## GOAL OF THE EXERCISE
Filter the data below for the string "this" and copy each matching line.

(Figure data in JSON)
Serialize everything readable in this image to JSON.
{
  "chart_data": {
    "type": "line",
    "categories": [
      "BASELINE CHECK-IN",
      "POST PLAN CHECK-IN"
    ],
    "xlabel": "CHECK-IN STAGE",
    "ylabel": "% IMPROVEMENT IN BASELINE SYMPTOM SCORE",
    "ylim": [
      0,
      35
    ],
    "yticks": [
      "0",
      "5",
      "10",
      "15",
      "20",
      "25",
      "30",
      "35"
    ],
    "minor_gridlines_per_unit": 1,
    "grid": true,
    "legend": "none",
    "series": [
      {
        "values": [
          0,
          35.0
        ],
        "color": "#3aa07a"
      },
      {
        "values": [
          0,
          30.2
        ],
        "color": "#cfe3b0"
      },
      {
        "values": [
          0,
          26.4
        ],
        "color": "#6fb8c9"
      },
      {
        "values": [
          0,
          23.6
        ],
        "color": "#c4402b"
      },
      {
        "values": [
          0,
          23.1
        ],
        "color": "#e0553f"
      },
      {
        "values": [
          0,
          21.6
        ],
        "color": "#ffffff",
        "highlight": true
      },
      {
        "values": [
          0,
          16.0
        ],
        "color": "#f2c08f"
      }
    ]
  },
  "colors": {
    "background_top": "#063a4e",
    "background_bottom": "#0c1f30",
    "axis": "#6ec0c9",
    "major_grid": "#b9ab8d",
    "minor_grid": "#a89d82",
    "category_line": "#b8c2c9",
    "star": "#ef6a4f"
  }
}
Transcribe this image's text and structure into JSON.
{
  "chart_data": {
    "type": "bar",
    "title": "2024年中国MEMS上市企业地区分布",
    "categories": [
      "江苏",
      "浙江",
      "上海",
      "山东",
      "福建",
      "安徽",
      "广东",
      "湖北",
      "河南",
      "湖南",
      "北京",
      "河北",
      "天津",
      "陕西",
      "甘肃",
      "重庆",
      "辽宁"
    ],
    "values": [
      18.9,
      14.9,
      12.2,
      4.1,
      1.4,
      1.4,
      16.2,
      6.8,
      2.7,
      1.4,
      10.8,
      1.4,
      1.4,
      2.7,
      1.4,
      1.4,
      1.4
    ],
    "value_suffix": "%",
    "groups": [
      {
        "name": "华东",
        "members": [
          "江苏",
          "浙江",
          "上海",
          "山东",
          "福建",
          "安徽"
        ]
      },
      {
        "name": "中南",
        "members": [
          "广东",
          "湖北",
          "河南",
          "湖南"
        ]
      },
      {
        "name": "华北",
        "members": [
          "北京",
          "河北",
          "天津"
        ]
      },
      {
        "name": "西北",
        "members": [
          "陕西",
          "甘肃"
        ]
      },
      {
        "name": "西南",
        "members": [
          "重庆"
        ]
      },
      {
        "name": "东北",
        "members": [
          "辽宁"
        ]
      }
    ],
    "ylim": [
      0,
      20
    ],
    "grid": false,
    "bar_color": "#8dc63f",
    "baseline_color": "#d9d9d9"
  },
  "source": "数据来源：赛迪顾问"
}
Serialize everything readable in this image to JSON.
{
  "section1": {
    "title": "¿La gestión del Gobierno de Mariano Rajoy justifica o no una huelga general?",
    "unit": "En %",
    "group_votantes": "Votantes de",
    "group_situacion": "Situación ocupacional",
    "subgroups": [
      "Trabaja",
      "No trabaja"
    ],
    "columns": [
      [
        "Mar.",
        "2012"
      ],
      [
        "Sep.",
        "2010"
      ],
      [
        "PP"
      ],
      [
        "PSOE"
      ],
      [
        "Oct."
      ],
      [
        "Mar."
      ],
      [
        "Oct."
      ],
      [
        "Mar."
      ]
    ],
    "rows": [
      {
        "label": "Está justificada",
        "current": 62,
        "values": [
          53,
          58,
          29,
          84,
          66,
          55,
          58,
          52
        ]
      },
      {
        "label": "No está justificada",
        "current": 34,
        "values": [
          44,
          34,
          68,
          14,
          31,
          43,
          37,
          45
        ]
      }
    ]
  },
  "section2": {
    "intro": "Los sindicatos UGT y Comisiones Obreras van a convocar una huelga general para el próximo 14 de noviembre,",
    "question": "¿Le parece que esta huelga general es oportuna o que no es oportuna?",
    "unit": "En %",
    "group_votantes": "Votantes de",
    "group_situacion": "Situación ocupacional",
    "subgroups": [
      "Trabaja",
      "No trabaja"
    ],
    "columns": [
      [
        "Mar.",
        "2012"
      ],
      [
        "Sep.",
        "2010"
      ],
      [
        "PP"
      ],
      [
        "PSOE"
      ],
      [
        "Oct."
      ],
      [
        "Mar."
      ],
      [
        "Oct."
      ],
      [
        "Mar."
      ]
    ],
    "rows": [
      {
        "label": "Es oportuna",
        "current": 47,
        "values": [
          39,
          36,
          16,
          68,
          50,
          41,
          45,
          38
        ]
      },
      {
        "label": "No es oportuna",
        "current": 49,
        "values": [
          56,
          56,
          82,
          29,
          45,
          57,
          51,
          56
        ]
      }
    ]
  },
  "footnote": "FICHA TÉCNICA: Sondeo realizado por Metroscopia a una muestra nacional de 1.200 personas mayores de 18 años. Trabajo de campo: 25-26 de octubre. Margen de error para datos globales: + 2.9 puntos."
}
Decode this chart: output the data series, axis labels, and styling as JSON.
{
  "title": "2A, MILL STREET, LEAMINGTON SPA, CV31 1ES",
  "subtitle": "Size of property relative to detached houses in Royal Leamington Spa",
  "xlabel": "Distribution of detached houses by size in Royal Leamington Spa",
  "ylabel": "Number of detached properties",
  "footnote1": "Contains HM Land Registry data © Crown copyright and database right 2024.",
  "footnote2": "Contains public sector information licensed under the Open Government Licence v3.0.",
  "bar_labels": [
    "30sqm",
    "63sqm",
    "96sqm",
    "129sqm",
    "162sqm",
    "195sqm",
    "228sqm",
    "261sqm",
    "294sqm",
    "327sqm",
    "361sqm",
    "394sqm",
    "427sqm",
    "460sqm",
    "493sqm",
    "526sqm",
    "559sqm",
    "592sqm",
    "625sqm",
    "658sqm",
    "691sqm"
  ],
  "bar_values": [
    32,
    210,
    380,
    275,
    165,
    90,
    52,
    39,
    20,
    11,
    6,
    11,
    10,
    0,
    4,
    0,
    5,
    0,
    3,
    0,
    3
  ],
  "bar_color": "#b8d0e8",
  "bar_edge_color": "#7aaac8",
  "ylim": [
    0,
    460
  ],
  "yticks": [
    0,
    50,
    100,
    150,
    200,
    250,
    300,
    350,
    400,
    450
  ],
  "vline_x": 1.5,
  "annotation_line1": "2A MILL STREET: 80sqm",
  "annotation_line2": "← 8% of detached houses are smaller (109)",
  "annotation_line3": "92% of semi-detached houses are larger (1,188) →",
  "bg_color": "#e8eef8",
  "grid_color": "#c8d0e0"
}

## TASK SOLUTION
Serialize everything readable in this image to JSON.
Transcribe this image's text and structure into JSON.
Serialize everything readable in this image to JSON.
Decode this chart: output the data series, axis labels, and styling as JSON.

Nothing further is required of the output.